» **Instructions for the task**:
Report how many lines contain "this". Give the number and nothing else.

» **Data to use**:

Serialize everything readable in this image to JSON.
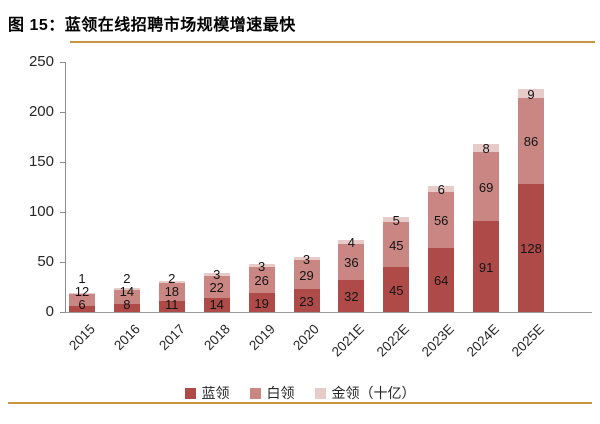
{
  "title": "图 15：蓝领在线招聘市场规模增速最快",
  "colors": {
    "accent_rule": "#C9953F",
    "axis": "#8C8C8C",
    "blue_collar": "#AE4B48",
    "white_collar": "#C98682",
    "gold_collar": "#E6CBC9"
  },
  "chart_data": {
    "type": "bar",
    "stacked": true,
    "title": "蓝领在线招聘市场规模增速最快",
    "unit_label": "十亿",
    "categories": [
      "2015",
      "2016",
      "2017",
      "2018",
      "2019",
      "2020",
      "2021E",
      "2022E",
      "2023E",
      "2024E",
      "2025E"
    ],
    "series": [
      {
        "name": "蓝领",
        "color": "#AE4B48",
        "values": [
          6,
          8,
          11,
          14,
          19,
          23,
          32,
          45,
          64,
          91,
          128
        ]
      },
      {
        "name": "白领",
        "color": "#C98682",
        "values": [
          12,
          14,
          18,
          22,
          26,
          29,
          36,
          45,
          56,
          69,
          86
        ]
      },
      {
        "name": "金领（十亿）",
        "color": "#E6CBC9",
        "values": [
          1,
          2,
          2,
          3,
          3,
          3,
          4,
          5,
          6,
          8,
          9
        ]
      }
    ],
    "ylim": [
      0,
      250
    ],
    "yticks": [
      0,
      50,
      100,
      150,
      200,
      250
    ],
    "grid": false,
    "legend_position": "bottom",
    "data_labels": "center"
  }
}
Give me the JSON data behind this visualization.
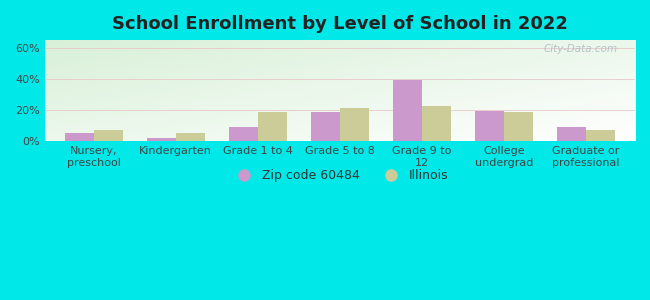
{
  "title": "School Enrollment by Level of School in 2022",
  "categories": [
    "Nursery,\npreschool",
    "Kindergarten",
    "Grade 1 to 4",
    "Grade 5 to 8",
    "Grade 9 to\n12",
    "College\nundergrad",
    "Graduate or\nprofessional"
  ],
  "zip_values": [
    5.5,
    2.0,
    9.0,
    18.5,
    39.5,
    19.5,
    9.0
  ],
  "il_values": [
    7.0,
    5.5,
    19.0,
    21.0,
    22.5,
    19.0,
    7.0
  ],
  "zip_color": "#cc99cc",
  "il_color": "#cccc99",
  "zip_label": "Zip code 60484",
  "il_label": "Illinois",
  "ylim": [
    0,
    65
  ],
  "yticks": [
    0,
    20,
    40,
    60
  ],
  "ytick_labels": [
    "0%",
    "20%",
    "40%",
    "60%"
  ],
  "bg_outer": "#00e8e8",
  "bg_plot_topleft": "#d8f0d8",
  "bg_plot_bottomright": "#ffffff",
  "watermark": "City-Data.com",
  "title_fontsize": 13,
  "axis_fontsize": 8,
  "legend_fontsize": 9,
  "bar_width": 0.35
}
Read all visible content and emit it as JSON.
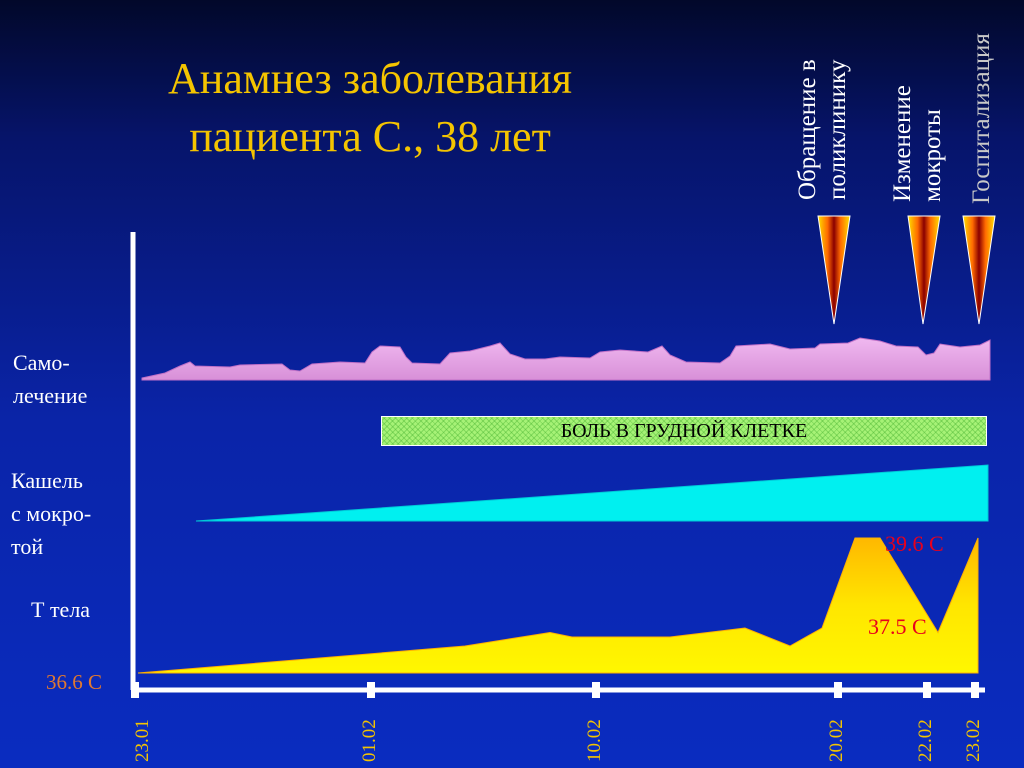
{
  "title": {
    "line1": "Анамнез заболевания",
    "line2": "пациента С., 38 лет"
  },
  "labels": {
    "self_treatment": [
      "Само-",
      "лечение"
    ],
    "cough": [
      "Кашель",
      "с мокро-",
      "той"
    ],
    "temperature": "Т тела",
    "chest_pain": "БОЛЬ В ГРУДНОЙ КЛЕТКЕ"
  },
  "events": [
    {
      "date": "20.02",
      "lines": [
        "Обращение в",
        "поликлинику"
      ]
    },
    {
      "date": "22.02",
      "lines": [
        "Изменение",
        "мокроты"
      ]
    },
    {
      "date": "23.02",
      "lines": [
        "Госпитализация"
      ]
    }
  ],
  "colors": {
    "title": "#f4c400",
    "self_treatment_fill": "#e8a8e8",
    "cough_fill": "#00f0f0",
    "temperature_fill": "#ffe600",
    "pain_fill": "#a6f276",
    "temp_label": "#e8001c",
    "baseline_label": "#e07830",
    "date_label": "#f4c400"
  },
  "chart_data": {
    "type": "area",
    "x_dates": [
      "23.01",
      "01.02",
      "10.02",
      "20.02",
      "22.02",
      "23.02"
    ],
    "temperature": {
      "baseline_label": "36.6 C",
      "peak_label": "39.6 C",
      "dip_label": "37.5 C",
      "points": [
        {
          "x": "23.01",
          "y": 36.6
        },
        {
          "x": "02.02",
          "y": 37.2
        },
        {
          "x": "07.02",
          "y": 37.5
        },
        {
          "x": "08.02",
          "y": 37.4
        },
        {
          "x": "14.02",
          "y": 37.4
        },
        {
          "x": "17.02",
          "y": 37.6
        },
        {
          "x": "19.02",
          "y": 37.2
        },
        {
          "x": "20.02",
          "y": 37.6
        },
        {
          "x": "20.5.02",
          "y": 39.6
        },
        {
          "x": "21.5.02",
          "y": 39.6
        },
        {
          "x": "22.02",
          "y": 37.5
        },
        {
          "x": "23.02",
          "y": 39.6
        }
      ]
    }
  }
}
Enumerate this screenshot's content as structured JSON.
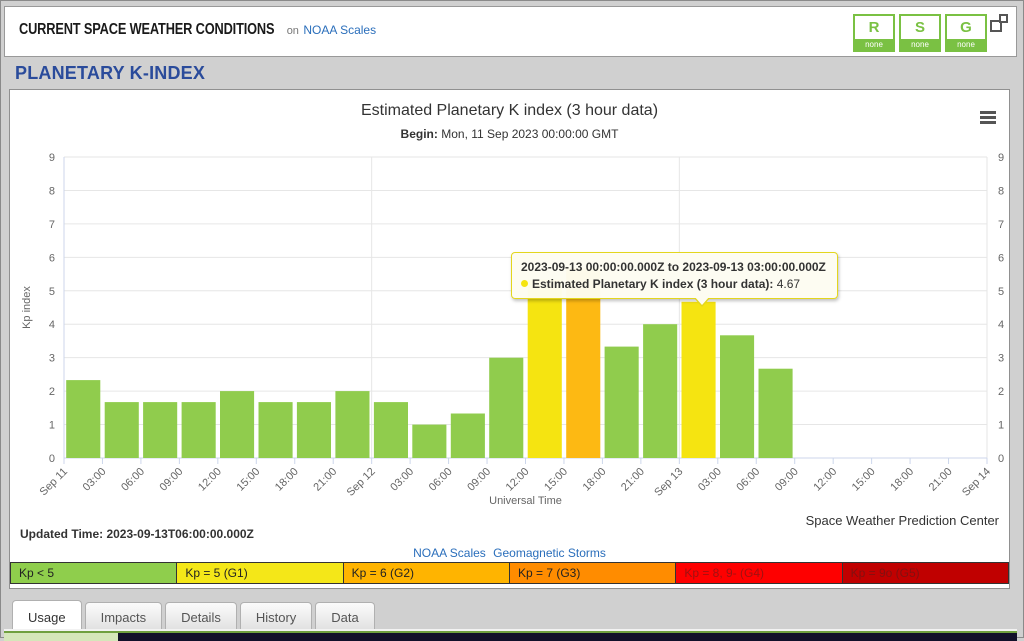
{
  "theme": {
    "badge_green": "#7ac143",
    "link_blue": "#2a6ebb",
    "title_blue": "#2a4b9b"
  },
  "header": {
    "title": "CURRENT SPACE WEATHER CONDITIONS",
    "on_label": "on",
    "noaa_scales_link": "NOAA Scales",
    "badges": [
      {
        "letter": "R",
        "status": "none"
      },
      {
        "letter": "S",
        "status": "none"
      },
      {
        "letter": "G",
        "status": "none"
      }
    ]
  },
  "page_title": "PLANETARY K-INDEX",
  "chart_data": {
    "type": "bar",
    "title": "Estimated Planetary K index (3 hour data)",
    "subtitle_label": "Begin:",
    "subtitle": "Mon, 11 Sep 2023 00:00:00 GMT",
    "xlabel": "Universal Time",
    "ylabel": "Kp index",
    "ylim": [
      0,
      9
    ],
    "yticks": [
      0,
      1,
      2,
      3,
      4,
      5,
      6,
      7,
      8,
      9
    ],
    "grid": true,
    "x_slots": 24,
    "x_tick_labels": [
      "Sep 11",
      "03:00",
      "06:00",
      "09:00",
      "12:00",
      "15:00",
      "18:00",
      "21:00",
      "Sep 12",
      "03:00",
      "06:00",
      "09:00",
      "12:00",
      "15:00",
      "18:00",
      "21:00",
      "Sep 13",
      "03:00",
      "06:00",
      "09:00",
      "12:00",
      "15:00",
      "18:00",
      "21:00",
      "Sep 14"
    ],
    "day_gridline_slots": [
      8,
      16,
      24
    ],
    "values": [
      2.33,
      1.67,
      1.67,
      1.67,
      2,
      1.67,
      1.67,
      2,
      1.67,
      1,
      1.33,
      3,
      5.33,
      5.67,
      3.33,
      4,
      4.67,
      3.67,
      2.67
    ],
    "colors": [
      "green",
      "green",
      "green",
      "green",
      "green",
      "green",
      "green",
      "green",
      "green",
      "green",
      "green",
      "green",
      "yellow",
      "orange",
      "green",
      "green",
      "yellow",
      "green",
      "green"
    ],
    "bar_colors": {
      "green": "#90cc4d",
      "yellow": "#f5e411",
      "orange": "#fdb913"
    },
    "grid_color": "#e6e6e6",
    "axis_color": "#ccd6eb",
    "legend_position": "none"
  },
  "tooltip": {
    "header": "2023-09-13 00:00:00.000Z to 2023-09-13 03:00:00.000Z",
    "series_label": "Estimated Planetary K index (3 hour data):",
    "value": "4.67",
    "marker_color": "#f5e411"
  },
  "credit": "Space Weather Prediction Center",
  "updated_time": "Updated Time: 2023-09-13T06:00:00.000Z",
  "scale_links": {
    "noaa_scales": "NOAA Scales",
    "geomagnetic_storms": "Geomagnetic Storms"
  },
  "kp_legend": [
    {
      "label": "Kp < 5",
      "color": "#8fce4c",
      "text_color": "#222222"
    },
    {
      "label": "Kp = 5 (G1)",
      "color": "#f4e718",
      "text_color": "#222222"
    },
    {
      "label": "Kp = 6 (G2)",
      "color": "#ffb400",
      "text_color": "#222222"
    },
    {
      "label": "Kp = 7 (G3)",
      "color": "#ff8c00",
      "text_color": "#222222"
    },
    {
      "label": "Kp = 8, 9- (G4)",
      "color": "#fe0000",
      "text_color": "#a01111"
    },
    {
      "label": "Kp = 9o (G5)",
      "color": "#c00000",
      "text_color": "#821010"
    }
  ],
  "tabs": [
    {
      "label": "Usage"
    },
    {
      "label": "Impacts"
    },
    {
      "label": "Details"
    },
    {
      "label": "History"
    },
    {
      "label": "Data"
    }
  ]
}
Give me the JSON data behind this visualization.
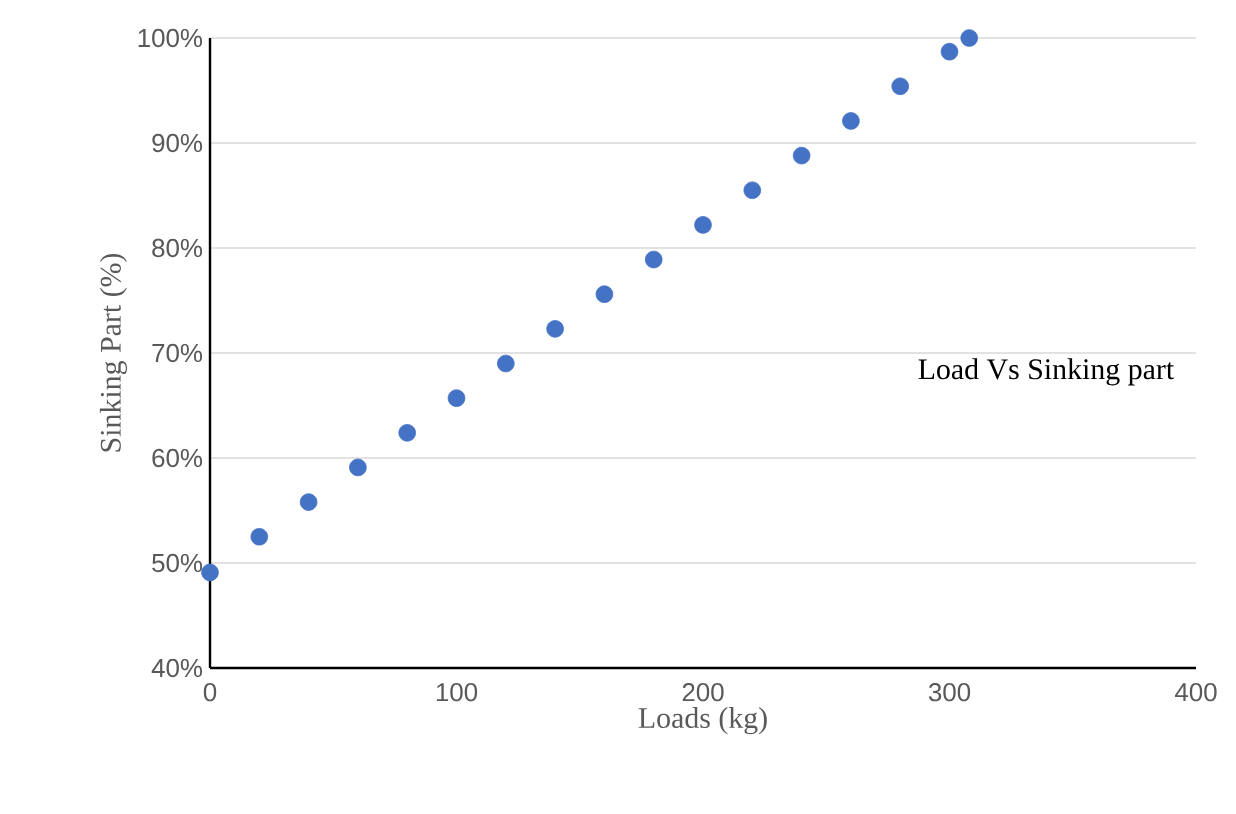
{
  "chart_data": {
    "type": "scatter",
    "xlabel": "Loads (kg)",
    "ylabel": "Sinking Part (%)",
    "annotations": [
      "Load Vs Sinking part"
    ],
    "x": [
      0,
      20,
      40,
      60,
      80,
      100,
      120,
      140,
      160,
      180,
      200,
      220,
      240,
      260,
      280,
      300,
      308
    ],
    "values": [
      49.1,
      52.5,
      55.8,
      59.1,
      62.4,
      65.7,
      69.0,
      72.3,
      75.6,
      78.9,
      82.2,
      85.5,
      88.8,
      92.1,
      95.4,
      98.7,
      100
    ],
    "color": "#4472c4",
    "grid": "y",
    "xlim": [
      0,
      400
    ],
    "xticks": [
      0,
      100,
      200,
      300,
      400
    ],
    "ylim": [
      40,
      100
    ],
    "yticks": [
      {
        "value": 40,
        "label": "40%"
      },
      {
        "value": 50,
        "label": "50%"
      },
      {
        "value": 60,
        "label": "60%"
      },
      {
        "value": 70,
        "label": "70%"
      },
      {
        "value": 80,
        "label": "80%"
      },
      {
        "value": 90,
        "label": "90%"
      },
      {
        "value": 100,
        "label": "100%"
      }
    ]
  }
}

» **Written answer**:
4